#### [DESCRIPTION OF THE TASK]
Copy nothing but the text: reproduce each line of the listing exactly and leave the pictures out.

#### [ENTRIES SHOWN]

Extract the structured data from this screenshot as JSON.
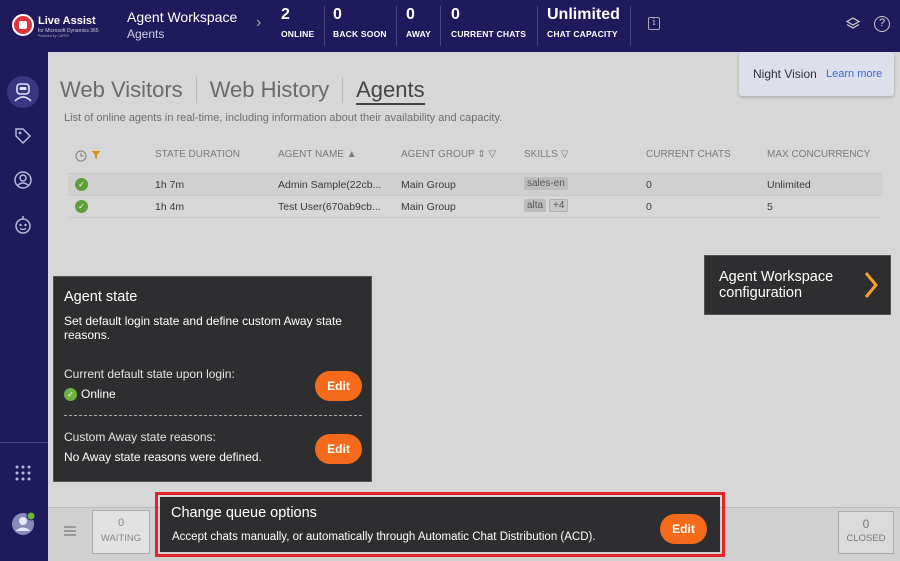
{
  "header": {
    "logo_text": "Live Assist",
    "logo_subtext": "for Microsoft Dynamics 365",
    "logo_powered": "Powered by CAFEX",
    "title": "Agent Workspace",
    "subtitle": "Agents",
    "stats": [
      {
        "value": "2",
        "label": "ONLINE"
      },
      {
        "value": "0",
        "label": "BACK SOON"
      },
      {
        "value": "0",
        "label": "AWAY"
      },
      {
        "value": "0",
        "label": "CURRENT CHATS"
      },
      {
        "value": "Unlimited",
        "label": "CHAT CAPACITY"
      }
    ]
  },
  "night_vision": {
    "label": "Night Vision",
    "link": "Learn more"
  },
  "tabs": [
    {
      "label": "Web Visitors"
    },
    {
      "label": "Web History"
    },
    {
      "label": "Agents"
    }
  ],
  "description": "List of online agents in real-time, including information about their availability and capacity.",
  "table": {
    "columns": [
      "STATE DURATION",
      "AGENT NAME",
      "AGENT GROUP",
      "SKILLS",
      "CURRENT CHATS",
      "MAX CONCURRENCY"
    ],
    "rows": [
      {
        "state_duration": "1h 7m",
        "agent_name": "Admin Sample(22cb...",
        "agent_group": "Main Group",
        "skill": "sales-en",
        "skill_more": "",
        "current_chats": "0",
        "max_concurrency": "Unlimited"
      },
      {
        "state_duration": "1h 4m",
        "agent_name": "Test User(670ab9cb...",
        "agent_group": "Main Group",
        "skill": "alta",
        "skill_more": "+4",
        "current_chats": "0",
        "max_concurrency": "5"
      }
    ]
  },
  "agent_state_panel": {
    "title": "Agent state",
    "description": "Set default login state and define custom Away state reasons.",
    "default_label": "Current default state upon login:",
    "default_value": "Online",
    "away_label": "Custom Away state reasons:",
    "away_value": "No Away state reasons were defined.",
    "edit_label": "Edit"
  },
  "workspace_config": {
    "label": "Agent Workspace configuration"
  },
  "queue_panel": {
    "title": "Change queue options",
    "description": "Accept chats manually, or automatically through Automatic Chat Distribution (ACD).",
    "edit_label": "Edit"
  },
  "bottom": {
    "waiting": {
      "value": "0",
      "label": "WAITING"
    },
    "closed": {
      "value": "0",
      "label": "CLOSED"
    }
  },
  "colors": {
    "header_bg": "#1e1a5c",
    "accent_orange": "#f36b1a",
    "online_green": "#6cb33f",
    "highlight_red": "#e0242a"
  }
}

#### [WRITTEN RESPONSE]
Extract the structured data from this screenshot as JSON.
{
  "header": {
    "logo_text": "Live Assist",
    "logo_subtext": "for Microsoft Dynamics 365",
    "logo_powered": "Powered by CAFEX",
    "title": "Agent Workspace",
    "subtitle": "Agents",
    "stats": [
      {
        "value": "2",
        "label": "ONLINE"
      },
      {
        "value": "0",
        "label": "BACK SOON"
      },
      {
        "value": "0",
        "label": "AWAY"
      },
      {
        "value": "0",
        "label": "CURRENT CHATS"
      },
      {
        "value": "Unlimited",
        "label": "CHAT CAPACITY"
      }
    ]
  },
  "night_vision": {
    "label": "Night Vision",
    "link": "Learn more"
  },
  "tabs": [
    {
      "label": "Web Visitors"
    },
    {
      "label": "Web History"
    },
    {
      "label": "Agents"
    }
  ],
  "description": "List of online agents in real-time, including information about their availability and capacity.",
  "table": {
    "columns": [
      "STATE DURATION",
      "AGENT NAME",
      "AGENT GROUP",
      "SKILLS",
      "CURRENT CHATS",
      "MAX CONCURRENCY"
    ],
    "rows": [
      {
        "state_duration": "1h 7m",
        "agent_name": "Admin Sample(22cb...",
        "agent_group": "Main Group",
        "skill": "sales-en",
        "skill_more": "",
        "current_chats": "0",
        "max_concurrency": "Unlimited"
      },
      {
        "state_duration": "1h 4m",
        "agent_name": "Test User(670ab9cb...",
        "agent_group": "Main Group",
        "skill": "alta",
        "skill_more": "+4",
        "current_chats": "0",
        "max_concurrency": "5"
      }
    ]
  },
  "agent_state_panel": {
    "title": "Agent state",
    "description": "Set default login state and define custom Away state reasons.",
    "default_label": "Current default state upon login:",
    "default_value": "Online",
    "away_label": "Custom Away state reasons:",
    "away_value": "No Away state reasons were defined.",
    "edit_label": "Edit"
  },
  "workspace_config": {
    "label": "Agent Workspace configuration"
  },
  "queue_panel": {
    "title": "Change queue options",
    "description": "Accept chats manually, or automatically through Automatic Chat Distribution (ACD).",
    "edit_label": "Edit"
  },
  "bottom": {
    "waiting": {
      "value": "0",
      "label": "WAITING"
    },
    "closed": {
      "value": "0",
      "label": "CLOSED"
    }
  },
  "colors": {
    "header_bg": "#1e1a5c",
    "accent_orange": "#f36b1a",
    "online_green": "#6cb33f",
    "highlight_red": "#e0242a"
  }
}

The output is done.